**WHAT TO DO:** Copy out the listing exactly.

**A block of data:**
start

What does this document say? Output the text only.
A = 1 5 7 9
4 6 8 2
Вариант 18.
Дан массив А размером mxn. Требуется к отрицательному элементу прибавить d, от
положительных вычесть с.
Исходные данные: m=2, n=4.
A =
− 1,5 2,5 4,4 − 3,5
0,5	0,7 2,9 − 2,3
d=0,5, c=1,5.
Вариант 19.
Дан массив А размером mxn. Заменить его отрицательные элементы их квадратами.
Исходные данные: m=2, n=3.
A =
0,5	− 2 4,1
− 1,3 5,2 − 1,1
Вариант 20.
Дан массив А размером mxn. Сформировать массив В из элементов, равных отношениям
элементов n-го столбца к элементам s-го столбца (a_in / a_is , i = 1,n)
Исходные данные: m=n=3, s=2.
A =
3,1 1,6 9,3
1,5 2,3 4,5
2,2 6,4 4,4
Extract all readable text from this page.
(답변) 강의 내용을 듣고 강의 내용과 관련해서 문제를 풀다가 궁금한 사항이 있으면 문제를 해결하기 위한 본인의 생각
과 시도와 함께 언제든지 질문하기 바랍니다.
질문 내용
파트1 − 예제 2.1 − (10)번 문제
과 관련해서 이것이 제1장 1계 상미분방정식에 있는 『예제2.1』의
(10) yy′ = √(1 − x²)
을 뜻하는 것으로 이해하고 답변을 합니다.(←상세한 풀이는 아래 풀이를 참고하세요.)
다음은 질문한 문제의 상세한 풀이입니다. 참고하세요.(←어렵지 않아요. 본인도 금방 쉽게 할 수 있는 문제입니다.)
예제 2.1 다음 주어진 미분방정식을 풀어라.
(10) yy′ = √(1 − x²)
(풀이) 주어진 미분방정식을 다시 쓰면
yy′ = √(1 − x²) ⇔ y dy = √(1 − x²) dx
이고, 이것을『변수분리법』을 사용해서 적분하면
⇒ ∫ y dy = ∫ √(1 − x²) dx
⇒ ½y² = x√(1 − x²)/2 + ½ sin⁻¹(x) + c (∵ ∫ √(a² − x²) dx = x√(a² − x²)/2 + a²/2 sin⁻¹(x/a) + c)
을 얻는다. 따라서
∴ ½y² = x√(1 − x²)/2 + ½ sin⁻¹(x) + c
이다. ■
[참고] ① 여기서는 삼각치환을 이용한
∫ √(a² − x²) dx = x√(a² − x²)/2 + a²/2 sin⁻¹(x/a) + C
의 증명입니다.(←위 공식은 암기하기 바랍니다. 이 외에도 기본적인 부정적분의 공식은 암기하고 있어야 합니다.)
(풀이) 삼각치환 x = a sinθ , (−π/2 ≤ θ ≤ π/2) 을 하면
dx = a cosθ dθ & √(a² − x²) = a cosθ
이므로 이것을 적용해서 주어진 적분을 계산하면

end

**FINISHED TASK:**
What does this document say? Output the text only.
A = 1 5 7 9
4 6 8 2
Вариант 18.
Дан массив А размером mxn. Требуется к отрицательному элементу прибавить d, от
положительных вычесть с.
Исходные данные: m=2, n=4.
A =
− 1,5 2,5 4,4 − 3,5
0,5	0,7 2,9 − 2,3
d=0,5, c=1,5.
Вариант 19.
Дан массив А размером mxn. Заменить его отрицательные элементы их квадратами.
Исходные данные: m=2, n=3.
A =
0,5	− 2 4,1
− 1,3 5,2 − 1,1
Вариант 20.
Дан массив А размером mxn. Сформировать массив В из элементов, равных отношениям
элементов n-го столбца к элементам s-го столбца (a_in / a_is , i = 1,n)
Исходные данные: m=n=3, s=2.
A =
3,1 1,6 9,3
1,5 2,3 4,5
2,2 6,4 4,4
Extract all readable text from this page.
(답변) 강의 내용을 듣고 강의 내용과 관련해서 문제를 풀다가 궁금한 사항이 있으면 문제를 해결하기 위한 본인의 생각
과 시도와 함께 언제든지 질문하기 바랍니다.
질문 내용
파트1 − 예제 2.1 − (10)번 문제
과 관련해서 이것이 제1장 1계 상미분방정식에 있는 『예제2.1』의
(10) yy′ = √(1 − x²)
을 뜻하는 것으로 이해하고 답변을 합니다.(←상세한 풀이는 아래 풀이를 참고하세요.)
다음은 질문한 문제의 상세한 풀이입니다. 참고하세요.(←어렵지 않아요. 본인도 금방 쉽게 할 수 있는 문제입니다.)
예제 2.1 다음 주어진 미분방정식을 풀어라.
(10) yy′ = √(1 − x²)
(풀이) 주어진 미분방정식을 다시 쓰면
yy′ = √(1 − x²) ⇔ y dy = √(1 − x²) dx
이고, 이것을『변수분리법』을 사용해서 적분하면
⇒ ∫ y dy = ∫ √(1 − x²) dx
⇒ ½y² = x√(1 − x²)/2 + ½ sin⁻¹(x) + c (∵ ∫ √(a² − x²) dx = x√(a² − x²)/2 + a²/2 sin⁻¹(x/a) + c)
을 얻는다. 따라서
∴ ½y² = x√(1 − x²)/2 + ½ sin⁻¹(x) + c
이다. ■
[참고] ① 여기서는 삼각치환을 이용한
∫ √(a² − x²) dx = x√(a² − x²)/2 + a²/2 sin⁻¹(x/a) + C
의 증명입니다.(←위 공식은 암기하기 바랍니다. 이 외에도 기본적인 부정적분의 공식은 암기하고 있어야 합니다.)
(풀이) 삼각치환 x = a sinθ , (−π/2 ≤ θ ≤ π/2) 을 하면
dx = a cosθ dθ & √(a² − x²) = a cosθ
이므로 이것을 적용해서 주어진 적분을 계산하면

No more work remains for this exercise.